··· ROWS

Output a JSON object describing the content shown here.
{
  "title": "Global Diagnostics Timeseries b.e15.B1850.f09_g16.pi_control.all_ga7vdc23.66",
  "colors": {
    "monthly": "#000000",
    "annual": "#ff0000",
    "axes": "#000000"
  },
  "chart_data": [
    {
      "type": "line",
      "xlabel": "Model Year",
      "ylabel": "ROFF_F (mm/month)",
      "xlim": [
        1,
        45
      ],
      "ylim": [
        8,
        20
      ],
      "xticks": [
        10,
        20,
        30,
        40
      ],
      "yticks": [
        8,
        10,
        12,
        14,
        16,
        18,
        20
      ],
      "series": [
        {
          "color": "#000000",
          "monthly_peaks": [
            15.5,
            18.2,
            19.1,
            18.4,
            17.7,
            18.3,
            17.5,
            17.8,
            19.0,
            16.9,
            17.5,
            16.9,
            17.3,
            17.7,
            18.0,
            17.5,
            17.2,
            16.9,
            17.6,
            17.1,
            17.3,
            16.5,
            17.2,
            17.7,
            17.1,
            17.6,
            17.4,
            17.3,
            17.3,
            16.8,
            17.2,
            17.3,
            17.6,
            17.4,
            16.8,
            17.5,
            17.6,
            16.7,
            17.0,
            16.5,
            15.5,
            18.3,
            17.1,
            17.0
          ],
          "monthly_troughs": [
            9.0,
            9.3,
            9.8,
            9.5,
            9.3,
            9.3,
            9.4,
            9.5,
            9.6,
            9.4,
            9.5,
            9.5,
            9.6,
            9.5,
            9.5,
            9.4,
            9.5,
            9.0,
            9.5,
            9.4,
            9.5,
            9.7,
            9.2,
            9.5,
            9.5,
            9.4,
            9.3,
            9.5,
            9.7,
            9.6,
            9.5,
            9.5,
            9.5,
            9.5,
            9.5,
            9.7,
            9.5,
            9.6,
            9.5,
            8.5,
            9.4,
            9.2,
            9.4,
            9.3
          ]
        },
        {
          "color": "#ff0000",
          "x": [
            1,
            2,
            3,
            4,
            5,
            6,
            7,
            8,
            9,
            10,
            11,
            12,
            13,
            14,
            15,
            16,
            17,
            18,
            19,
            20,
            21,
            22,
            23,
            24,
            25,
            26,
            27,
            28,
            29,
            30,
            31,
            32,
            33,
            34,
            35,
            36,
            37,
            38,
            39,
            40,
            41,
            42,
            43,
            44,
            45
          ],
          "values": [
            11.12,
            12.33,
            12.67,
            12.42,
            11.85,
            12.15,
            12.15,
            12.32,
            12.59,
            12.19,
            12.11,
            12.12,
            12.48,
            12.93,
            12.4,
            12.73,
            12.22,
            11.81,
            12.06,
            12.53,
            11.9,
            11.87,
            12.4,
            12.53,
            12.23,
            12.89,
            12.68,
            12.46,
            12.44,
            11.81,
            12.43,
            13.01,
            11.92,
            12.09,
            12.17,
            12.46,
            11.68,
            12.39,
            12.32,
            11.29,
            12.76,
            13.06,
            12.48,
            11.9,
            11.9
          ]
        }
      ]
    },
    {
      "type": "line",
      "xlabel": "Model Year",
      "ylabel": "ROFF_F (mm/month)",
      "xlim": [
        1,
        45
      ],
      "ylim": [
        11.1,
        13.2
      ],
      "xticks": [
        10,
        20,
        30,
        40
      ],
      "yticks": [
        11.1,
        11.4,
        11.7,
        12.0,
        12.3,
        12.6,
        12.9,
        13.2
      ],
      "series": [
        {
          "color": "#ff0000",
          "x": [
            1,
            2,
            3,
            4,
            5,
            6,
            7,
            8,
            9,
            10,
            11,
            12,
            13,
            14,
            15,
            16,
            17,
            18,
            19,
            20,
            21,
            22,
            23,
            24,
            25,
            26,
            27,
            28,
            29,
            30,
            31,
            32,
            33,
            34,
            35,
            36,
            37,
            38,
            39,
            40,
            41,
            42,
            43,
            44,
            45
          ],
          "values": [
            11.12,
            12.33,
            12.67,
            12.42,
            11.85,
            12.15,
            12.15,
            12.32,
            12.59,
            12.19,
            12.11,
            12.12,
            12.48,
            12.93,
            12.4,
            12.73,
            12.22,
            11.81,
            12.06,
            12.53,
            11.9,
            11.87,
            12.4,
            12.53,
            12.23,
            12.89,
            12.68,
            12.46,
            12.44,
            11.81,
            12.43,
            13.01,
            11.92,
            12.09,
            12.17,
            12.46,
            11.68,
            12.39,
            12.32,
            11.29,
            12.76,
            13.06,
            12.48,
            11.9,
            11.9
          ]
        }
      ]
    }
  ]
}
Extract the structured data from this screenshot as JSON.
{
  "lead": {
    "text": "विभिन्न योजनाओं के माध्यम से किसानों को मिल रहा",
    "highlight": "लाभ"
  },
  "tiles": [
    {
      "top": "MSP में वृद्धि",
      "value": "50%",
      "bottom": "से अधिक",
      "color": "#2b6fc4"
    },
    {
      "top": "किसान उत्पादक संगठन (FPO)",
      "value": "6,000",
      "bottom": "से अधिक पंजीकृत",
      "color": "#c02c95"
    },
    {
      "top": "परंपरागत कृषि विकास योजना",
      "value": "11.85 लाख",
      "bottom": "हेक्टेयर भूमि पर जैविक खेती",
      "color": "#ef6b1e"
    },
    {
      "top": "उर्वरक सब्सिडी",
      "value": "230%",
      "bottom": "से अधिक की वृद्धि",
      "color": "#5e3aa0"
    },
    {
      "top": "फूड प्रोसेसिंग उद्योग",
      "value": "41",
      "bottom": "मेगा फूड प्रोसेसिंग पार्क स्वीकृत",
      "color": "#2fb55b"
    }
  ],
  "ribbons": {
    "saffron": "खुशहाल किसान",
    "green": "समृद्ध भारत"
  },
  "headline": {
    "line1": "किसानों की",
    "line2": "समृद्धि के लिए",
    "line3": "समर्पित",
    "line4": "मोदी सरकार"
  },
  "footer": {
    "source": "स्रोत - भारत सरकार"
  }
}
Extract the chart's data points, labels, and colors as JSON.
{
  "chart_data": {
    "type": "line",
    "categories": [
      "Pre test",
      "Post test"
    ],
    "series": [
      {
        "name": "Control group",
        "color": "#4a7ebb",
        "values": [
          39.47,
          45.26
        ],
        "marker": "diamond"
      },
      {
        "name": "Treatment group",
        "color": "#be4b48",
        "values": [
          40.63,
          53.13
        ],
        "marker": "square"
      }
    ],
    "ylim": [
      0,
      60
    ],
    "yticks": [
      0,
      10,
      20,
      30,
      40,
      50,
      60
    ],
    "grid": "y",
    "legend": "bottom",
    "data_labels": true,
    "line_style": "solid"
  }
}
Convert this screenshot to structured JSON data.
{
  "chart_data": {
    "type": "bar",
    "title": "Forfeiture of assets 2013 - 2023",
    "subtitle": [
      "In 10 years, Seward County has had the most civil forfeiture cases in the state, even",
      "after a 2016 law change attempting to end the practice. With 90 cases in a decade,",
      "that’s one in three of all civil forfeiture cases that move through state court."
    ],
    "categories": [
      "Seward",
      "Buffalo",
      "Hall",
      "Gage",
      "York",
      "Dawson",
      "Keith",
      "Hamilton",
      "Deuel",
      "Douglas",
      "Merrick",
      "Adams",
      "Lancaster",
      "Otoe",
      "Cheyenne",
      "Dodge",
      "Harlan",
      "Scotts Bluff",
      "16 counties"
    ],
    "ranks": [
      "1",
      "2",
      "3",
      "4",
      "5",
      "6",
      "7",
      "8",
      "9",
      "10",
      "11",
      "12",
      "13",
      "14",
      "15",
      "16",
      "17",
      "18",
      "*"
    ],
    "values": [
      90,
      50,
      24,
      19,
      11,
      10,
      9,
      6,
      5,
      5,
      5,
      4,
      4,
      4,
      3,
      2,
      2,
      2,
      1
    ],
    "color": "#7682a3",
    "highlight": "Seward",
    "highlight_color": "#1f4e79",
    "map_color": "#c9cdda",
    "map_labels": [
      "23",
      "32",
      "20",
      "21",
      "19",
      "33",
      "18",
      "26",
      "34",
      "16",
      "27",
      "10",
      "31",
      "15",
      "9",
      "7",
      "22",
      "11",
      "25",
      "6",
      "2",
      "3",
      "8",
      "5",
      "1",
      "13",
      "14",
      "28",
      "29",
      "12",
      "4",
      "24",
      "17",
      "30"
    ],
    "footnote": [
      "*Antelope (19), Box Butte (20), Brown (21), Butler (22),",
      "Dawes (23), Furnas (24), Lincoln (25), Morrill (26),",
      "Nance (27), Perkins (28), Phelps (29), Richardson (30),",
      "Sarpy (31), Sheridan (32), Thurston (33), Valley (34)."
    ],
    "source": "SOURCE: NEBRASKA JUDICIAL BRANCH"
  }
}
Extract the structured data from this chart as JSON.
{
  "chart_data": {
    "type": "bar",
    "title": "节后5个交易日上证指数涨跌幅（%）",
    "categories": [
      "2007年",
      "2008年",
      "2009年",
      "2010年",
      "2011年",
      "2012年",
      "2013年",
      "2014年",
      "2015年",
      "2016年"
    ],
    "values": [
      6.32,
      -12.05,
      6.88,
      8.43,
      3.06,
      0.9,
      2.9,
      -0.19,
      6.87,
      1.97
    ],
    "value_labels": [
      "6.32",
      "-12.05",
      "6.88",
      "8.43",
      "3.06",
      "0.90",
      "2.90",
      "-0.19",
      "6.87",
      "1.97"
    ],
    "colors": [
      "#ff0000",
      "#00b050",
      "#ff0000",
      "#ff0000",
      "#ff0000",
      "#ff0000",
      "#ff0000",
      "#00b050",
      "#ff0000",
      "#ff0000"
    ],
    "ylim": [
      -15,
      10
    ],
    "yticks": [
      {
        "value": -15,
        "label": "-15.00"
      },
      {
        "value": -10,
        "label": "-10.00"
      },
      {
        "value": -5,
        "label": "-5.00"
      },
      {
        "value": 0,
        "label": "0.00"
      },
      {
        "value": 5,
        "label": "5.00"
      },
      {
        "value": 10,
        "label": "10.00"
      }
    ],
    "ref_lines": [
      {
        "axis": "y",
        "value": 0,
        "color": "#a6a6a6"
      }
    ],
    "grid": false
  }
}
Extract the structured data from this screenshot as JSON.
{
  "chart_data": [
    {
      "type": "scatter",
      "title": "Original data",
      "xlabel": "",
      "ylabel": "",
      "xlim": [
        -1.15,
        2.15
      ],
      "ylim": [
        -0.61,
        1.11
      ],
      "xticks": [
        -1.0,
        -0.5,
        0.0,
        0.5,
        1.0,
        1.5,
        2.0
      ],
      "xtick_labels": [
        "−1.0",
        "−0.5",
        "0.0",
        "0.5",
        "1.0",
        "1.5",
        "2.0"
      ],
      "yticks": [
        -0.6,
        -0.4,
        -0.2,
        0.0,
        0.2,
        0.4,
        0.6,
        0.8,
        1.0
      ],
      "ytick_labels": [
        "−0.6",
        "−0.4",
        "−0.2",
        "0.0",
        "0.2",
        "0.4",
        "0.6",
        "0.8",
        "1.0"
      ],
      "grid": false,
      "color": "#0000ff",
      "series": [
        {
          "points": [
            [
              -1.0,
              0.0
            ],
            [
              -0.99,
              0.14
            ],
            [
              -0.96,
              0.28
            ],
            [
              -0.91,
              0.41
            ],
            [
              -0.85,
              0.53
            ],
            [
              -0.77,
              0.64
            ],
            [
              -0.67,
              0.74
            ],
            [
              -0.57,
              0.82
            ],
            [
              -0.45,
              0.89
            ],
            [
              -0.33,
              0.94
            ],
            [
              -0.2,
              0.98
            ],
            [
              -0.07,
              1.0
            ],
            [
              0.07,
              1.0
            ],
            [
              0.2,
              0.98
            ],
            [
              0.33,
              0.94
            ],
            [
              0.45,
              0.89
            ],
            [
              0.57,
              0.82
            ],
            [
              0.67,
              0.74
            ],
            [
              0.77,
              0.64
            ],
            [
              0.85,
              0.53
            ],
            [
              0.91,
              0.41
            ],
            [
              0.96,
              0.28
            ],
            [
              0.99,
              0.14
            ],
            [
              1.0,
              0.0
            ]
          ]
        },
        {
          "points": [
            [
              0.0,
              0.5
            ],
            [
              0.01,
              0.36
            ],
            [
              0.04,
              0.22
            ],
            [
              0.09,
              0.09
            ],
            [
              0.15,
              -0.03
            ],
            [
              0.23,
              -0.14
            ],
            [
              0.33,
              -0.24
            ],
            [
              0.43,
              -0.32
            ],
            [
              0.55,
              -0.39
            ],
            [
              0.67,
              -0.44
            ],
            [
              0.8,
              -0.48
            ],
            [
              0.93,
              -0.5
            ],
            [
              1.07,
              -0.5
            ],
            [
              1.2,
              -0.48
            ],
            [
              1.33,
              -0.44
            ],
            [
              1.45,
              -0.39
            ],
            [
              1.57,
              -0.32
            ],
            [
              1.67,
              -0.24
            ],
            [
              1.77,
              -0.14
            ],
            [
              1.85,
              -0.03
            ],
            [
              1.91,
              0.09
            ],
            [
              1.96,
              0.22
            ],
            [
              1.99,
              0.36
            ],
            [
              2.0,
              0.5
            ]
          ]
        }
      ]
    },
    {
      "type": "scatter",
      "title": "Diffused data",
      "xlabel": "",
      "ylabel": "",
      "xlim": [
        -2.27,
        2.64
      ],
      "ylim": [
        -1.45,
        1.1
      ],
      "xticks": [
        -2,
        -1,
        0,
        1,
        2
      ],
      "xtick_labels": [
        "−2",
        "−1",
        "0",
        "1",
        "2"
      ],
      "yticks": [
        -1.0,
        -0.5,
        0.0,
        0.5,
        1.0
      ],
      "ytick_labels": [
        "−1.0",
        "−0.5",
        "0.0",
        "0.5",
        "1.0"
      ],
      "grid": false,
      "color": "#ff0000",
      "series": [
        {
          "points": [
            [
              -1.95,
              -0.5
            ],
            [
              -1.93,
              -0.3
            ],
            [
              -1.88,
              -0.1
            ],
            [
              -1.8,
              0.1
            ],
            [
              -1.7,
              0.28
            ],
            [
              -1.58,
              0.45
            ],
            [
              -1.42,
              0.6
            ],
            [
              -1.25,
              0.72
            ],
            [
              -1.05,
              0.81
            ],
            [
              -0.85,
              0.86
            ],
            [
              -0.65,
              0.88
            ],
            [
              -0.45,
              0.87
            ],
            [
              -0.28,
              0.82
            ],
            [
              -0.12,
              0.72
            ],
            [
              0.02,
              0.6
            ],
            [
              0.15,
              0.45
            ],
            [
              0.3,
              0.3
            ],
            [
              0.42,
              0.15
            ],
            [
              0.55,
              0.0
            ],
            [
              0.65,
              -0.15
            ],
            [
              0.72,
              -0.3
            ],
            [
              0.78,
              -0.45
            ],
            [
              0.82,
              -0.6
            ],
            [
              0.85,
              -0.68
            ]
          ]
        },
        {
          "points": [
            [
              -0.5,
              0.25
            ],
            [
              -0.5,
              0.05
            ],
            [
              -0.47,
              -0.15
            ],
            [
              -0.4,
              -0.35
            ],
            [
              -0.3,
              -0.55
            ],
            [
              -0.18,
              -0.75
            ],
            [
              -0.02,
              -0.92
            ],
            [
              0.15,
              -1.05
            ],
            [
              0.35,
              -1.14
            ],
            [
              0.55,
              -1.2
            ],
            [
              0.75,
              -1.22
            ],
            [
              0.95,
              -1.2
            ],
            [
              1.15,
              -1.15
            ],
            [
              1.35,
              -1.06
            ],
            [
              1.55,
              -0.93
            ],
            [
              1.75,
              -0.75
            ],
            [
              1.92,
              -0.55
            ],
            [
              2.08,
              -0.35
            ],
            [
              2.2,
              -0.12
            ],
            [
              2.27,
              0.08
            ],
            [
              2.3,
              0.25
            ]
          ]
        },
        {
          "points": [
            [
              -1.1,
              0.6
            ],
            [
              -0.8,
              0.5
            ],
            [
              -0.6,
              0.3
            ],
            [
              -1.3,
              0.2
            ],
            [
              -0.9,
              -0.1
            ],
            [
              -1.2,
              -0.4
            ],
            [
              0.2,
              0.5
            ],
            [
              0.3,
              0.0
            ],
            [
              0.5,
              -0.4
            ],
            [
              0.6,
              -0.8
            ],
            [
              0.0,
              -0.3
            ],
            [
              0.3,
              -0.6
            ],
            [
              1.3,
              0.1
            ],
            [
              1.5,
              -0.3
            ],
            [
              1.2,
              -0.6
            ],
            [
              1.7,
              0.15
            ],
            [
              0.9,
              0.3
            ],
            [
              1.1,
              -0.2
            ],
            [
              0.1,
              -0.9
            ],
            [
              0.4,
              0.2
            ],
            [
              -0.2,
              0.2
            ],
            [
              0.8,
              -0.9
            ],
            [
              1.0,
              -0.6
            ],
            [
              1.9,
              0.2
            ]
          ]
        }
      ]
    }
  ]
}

······

Pull out each line of the entries that contains "cases".

* _RIGHT ANSWER_:
      "In 10 years, Seward County has had the most civil forfeiture cases in the state, even",
      "after a 2016 law change attempting to end the practice. With 90 cases in a decade,",
      "that’s one in three of all civil forfeiture cases that move through state court."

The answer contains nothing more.